▸ Data provided

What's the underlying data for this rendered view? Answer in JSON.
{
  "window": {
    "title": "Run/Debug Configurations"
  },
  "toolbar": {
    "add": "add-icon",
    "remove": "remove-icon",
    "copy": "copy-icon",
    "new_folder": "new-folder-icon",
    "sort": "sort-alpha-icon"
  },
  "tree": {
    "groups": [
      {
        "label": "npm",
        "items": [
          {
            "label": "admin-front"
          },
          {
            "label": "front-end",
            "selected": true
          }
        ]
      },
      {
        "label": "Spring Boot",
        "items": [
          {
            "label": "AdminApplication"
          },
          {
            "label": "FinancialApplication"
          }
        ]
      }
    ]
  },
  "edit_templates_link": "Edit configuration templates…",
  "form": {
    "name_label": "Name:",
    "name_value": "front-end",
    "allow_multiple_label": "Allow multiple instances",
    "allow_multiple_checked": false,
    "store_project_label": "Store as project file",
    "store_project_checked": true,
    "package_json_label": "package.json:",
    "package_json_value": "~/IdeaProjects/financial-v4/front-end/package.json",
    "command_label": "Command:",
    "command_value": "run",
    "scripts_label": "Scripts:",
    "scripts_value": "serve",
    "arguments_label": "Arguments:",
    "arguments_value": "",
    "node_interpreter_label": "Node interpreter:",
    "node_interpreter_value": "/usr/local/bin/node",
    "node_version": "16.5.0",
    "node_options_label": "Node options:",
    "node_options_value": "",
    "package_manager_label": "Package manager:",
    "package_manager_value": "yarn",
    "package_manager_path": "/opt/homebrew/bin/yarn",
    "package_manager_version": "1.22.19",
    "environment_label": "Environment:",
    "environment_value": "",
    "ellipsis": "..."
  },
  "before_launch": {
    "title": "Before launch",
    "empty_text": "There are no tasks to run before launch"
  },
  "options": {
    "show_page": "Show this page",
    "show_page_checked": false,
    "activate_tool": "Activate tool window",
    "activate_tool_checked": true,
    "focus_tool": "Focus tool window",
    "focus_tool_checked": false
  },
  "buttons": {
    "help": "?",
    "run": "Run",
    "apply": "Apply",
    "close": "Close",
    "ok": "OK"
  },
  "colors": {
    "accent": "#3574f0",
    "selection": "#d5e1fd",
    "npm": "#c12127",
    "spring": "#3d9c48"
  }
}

▸ Directions for this task
Reproduce the material verbatim, line by line.

▸ Result of the exercise
What's the underlying data for this rendered view? Answer in JSON.
{
  "window": {
    "title": "Run/Debug Configurations"
  },
  "toolbar": {
    "add": "add-icon",
    "remove": "remove-icon",
    "copy": "copy-icon",
    "new_folder": "new-folder-icon",
    "sort": "sort-alpha-icon"
  },
  "tree": {
    "groups": [
      {
        "label": "npm",
        "items": [
          {
            "label": "admin-front"
          },
          {
            "label": "front-end",
            "selected": true
          }
        ]
      },
      {
        "label": "Spring Boot",
        "items": [
          {
            "label": "AdminApplication"
          },
          {
            "label": "FinancialApplication"
          }
        ]
      }
    ]
  },
  "edit_templates_link": "Edit configuration templates…",
  "form": {
    "name_label": "Name:",
    "name_value": "front-end",
    "allow_multiple_label": "Allow multiple instances",
    "allow_multiple_checked": false,
    "store_project_label": "Store as project file",
    "store_project_checked": true,
    "package_json_label": "package.json:",
    "package_json_value": "~/IdeaProjects/financial-v4/front-end/package.json",
    "command_label": "Command:",
    "command_value": "run",
    "scripts_label": "Scripts:",
    "scripts_value": "serve",
    "arguments_label": "Arguments:",
    "arguments_value": "",
    "node_interpreter_label": "Node interpreter:",
    "node_interpreter_value": "/usr/local/bin/node",
    "node_version": "16.5.0",
    "node_options_label": "Node options:",
    "node_options_value": "",
    "package_manager_label": "Package manager:",
    "package_manager_value": "yarn",
    "package_manager_path": "/opt/homebrew/bin/yarn",
    "package_manager_version": "1.22.19",
    "environment_label": "Environment:",
    "environment_value": "",
    "ellipsis": "..."
  },
  "before_launch": {
    "title": "Before launch",
    "empty_text": "There are no tasks to run before launch"
  },
  "options": {
    "show_page": "Show this page",
    "show_page_checked": false,
    "activate_tool": "Activate tool window",
    "activate_tool_checked": true,
    "focus_tool": "Focus tool window",
    "focus_tool_checked": false
  },
  "buttons": {
    "help": "?",
    "run": "Run",
    "apply": "Apply",
    "close": "Close",
    "ok": "OK"
  },
  "colors": {
    "accent": "#3574f0",
    "selection": "#d5e1fd",
    "npm": "#c12127",
    "spring": "#3d9c48"
  }
}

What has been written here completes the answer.